MATERIAL SUPPLIED:

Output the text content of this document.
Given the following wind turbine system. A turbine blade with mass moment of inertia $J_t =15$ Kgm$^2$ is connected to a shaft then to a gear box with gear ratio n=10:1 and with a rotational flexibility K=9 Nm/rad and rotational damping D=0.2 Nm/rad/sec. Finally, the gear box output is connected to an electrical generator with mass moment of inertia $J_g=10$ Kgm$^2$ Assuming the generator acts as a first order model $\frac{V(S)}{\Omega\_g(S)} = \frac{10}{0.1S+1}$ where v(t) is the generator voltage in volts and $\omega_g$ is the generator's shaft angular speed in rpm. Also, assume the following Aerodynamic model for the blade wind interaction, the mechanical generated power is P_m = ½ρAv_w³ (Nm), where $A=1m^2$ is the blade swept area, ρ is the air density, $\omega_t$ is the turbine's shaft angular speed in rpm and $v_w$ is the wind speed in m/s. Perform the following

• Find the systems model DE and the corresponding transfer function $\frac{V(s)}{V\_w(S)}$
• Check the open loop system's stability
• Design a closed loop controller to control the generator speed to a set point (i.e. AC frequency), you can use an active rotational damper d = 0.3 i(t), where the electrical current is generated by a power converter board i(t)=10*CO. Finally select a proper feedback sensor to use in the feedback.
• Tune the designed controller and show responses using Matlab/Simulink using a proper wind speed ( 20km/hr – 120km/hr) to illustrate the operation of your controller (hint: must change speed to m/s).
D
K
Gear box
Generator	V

PROBLEM: Using the data above, reproduce every line exactly.

FINAL RESULT:
Output the text content of this document.
Given the following wind turbine system. A turbine blade with mass moment of inertia $J_t =15$ Kgm$^2$ is connected to a shaft then to a gear box with gear ratio n=10:1 and with a rotational flexibility K=9 Nm/rad and rotational damping D=0.2 Nm/rad/sec. Finally, the gear box output is connected to an electrical generator with mass moment of inertia $J_g=10$ Kgm$^2$ Assuming the generator acts as a first order model $\frac{V(S)}{\Omega\_g(S)} = \frac{10}{0.1S+1}$ where v(t) is the generator voltage in volts and $\omega_g$ is the generator's shaft angular speed in rpm. Also, assume the following Aerodynamic model for the blade wind interaction, the mechanical generated power is P_m = ½ρAv_w³ (Nm), where $A=1m^2$ is the blade swept area, ρ is the air density, $\omega_t$ is the turbine's shaft angular speed in rpm and $v_w$ is the wind speed in m/s. Perform the following

• Find the systems model DE and the corresponding transfer function $\frac{V(s)}{V\_w(S)}$
• Check the open loop system's stability
• Design a closed loop controller to control the generator speed to a set point (i.e. AC frequency), you can use an active rotational damper d = 0.3 i(t), where the electrical current is generated by a power converter board i(t)=10*CO. Finally select a proper feedback sensor to use in the feedback.
• Tune the designed controller and show responses using Matlab/Simulink using a proper wind speed ( 20km/hr – 120km/hr) to illustrate the operation of your controller (hint: must change speed to m/s).
D
K
Gear box
Generator	V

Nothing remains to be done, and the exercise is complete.